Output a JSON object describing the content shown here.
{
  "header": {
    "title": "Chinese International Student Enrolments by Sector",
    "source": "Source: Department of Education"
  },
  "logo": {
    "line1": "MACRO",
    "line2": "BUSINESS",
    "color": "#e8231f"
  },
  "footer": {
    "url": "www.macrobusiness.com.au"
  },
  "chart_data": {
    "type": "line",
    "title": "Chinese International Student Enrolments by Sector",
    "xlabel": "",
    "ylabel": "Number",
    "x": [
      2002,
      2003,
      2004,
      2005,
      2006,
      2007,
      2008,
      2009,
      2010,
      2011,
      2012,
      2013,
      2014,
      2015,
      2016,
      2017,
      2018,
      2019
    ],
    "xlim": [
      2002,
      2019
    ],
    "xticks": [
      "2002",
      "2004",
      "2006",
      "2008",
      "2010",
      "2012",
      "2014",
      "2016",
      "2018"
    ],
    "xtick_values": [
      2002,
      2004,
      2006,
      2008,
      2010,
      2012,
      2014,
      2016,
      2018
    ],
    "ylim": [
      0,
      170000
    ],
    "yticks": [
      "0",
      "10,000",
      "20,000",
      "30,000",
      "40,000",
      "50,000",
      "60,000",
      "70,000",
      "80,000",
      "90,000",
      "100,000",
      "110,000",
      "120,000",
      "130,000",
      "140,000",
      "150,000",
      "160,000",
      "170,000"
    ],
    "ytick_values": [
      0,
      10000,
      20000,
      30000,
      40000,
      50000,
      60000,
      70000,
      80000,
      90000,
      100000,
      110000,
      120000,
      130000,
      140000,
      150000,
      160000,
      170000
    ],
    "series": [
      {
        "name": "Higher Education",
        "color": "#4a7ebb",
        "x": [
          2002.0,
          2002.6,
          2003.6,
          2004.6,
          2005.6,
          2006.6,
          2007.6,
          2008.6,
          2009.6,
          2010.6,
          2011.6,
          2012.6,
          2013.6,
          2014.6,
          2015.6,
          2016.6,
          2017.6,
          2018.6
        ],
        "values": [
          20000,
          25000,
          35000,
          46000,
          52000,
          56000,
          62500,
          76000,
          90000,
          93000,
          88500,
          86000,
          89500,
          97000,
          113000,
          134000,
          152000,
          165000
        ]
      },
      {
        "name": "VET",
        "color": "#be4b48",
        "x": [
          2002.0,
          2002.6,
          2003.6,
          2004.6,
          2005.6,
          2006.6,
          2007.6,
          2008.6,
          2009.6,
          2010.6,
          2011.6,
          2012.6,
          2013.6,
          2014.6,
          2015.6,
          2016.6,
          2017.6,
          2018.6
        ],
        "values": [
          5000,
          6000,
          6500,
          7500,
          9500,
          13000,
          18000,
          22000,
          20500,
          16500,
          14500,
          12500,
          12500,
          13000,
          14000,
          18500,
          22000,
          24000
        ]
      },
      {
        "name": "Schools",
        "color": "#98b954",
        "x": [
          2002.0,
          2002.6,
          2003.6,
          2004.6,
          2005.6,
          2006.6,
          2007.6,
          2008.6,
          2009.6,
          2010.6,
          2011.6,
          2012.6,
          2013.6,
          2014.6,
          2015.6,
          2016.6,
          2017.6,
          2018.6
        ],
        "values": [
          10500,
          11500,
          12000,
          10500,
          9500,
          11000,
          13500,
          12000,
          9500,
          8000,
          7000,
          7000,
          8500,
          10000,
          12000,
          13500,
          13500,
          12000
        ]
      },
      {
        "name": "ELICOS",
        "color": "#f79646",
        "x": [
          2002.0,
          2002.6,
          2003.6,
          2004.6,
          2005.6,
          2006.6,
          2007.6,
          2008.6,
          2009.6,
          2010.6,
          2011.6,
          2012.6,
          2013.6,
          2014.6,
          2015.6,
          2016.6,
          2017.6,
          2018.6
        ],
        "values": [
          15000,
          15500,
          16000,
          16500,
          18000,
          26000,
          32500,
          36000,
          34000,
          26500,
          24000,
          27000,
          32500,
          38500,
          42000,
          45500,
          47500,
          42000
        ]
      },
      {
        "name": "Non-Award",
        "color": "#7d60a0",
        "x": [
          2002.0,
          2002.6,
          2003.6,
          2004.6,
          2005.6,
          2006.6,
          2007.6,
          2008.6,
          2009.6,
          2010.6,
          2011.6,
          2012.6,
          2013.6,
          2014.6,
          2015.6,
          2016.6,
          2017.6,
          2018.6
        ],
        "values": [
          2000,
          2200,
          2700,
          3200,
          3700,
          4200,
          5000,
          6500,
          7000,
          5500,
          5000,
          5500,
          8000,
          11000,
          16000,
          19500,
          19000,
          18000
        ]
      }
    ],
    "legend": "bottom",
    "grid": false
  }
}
...
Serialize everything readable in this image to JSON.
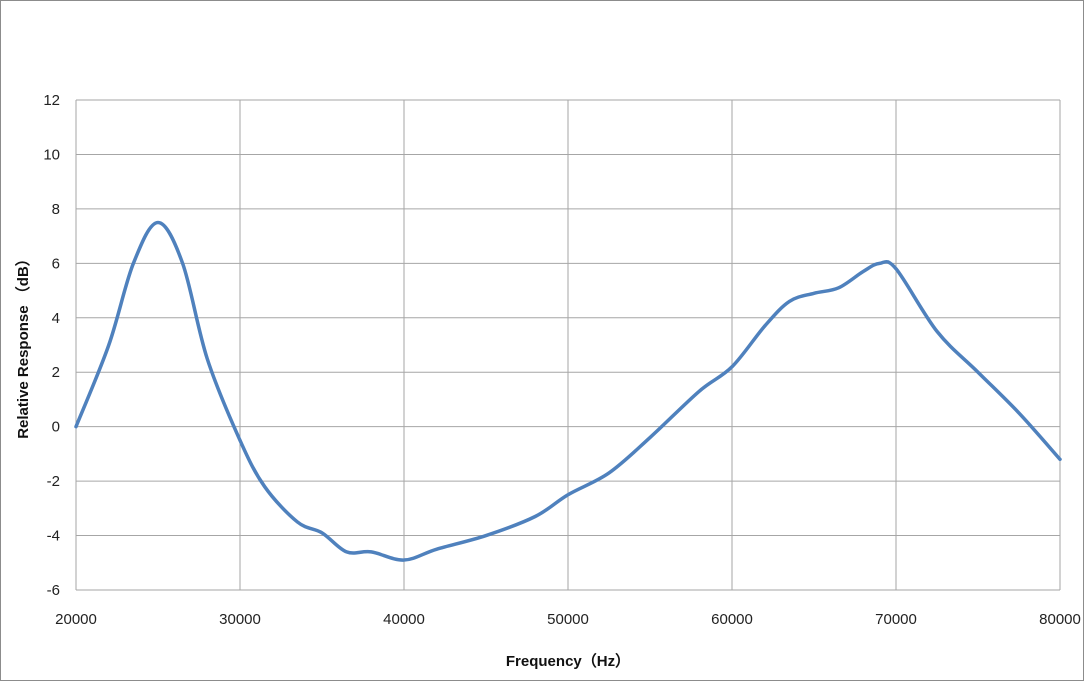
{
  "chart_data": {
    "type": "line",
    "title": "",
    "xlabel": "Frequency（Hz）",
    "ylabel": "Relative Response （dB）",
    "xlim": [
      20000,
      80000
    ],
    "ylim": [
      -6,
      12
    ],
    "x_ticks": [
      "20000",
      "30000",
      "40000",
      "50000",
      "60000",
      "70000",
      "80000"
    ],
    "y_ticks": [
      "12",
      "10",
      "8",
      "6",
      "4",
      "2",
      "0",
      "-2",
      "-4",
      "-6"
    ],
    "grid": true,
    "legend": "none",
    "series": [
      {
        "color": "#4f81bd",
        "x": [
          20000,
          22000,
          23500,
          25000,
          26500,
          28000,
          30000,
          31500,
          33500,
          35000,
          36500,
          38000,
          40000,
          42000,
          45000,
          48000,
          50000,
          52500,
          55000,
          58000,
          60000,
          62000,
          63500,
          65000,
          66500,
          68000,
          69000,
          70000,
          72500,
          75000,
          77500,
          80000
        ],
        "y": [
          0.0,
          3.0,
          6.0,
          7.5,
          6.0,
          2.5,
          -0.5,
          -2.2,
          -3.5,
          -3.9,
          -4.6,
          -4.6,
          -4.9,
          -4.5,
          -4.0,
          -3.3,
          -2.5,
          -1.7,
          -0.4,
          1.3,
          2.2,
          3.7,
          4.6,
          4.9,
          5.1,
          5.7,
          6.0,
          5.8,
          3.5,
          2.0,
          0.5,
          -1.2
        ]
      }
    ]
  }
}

- _What to produce_:
From the entries above, select each line containing the string "Education".

- _The answer_:
    "source": "Source: Department of Education"
        "name": "Higher Education",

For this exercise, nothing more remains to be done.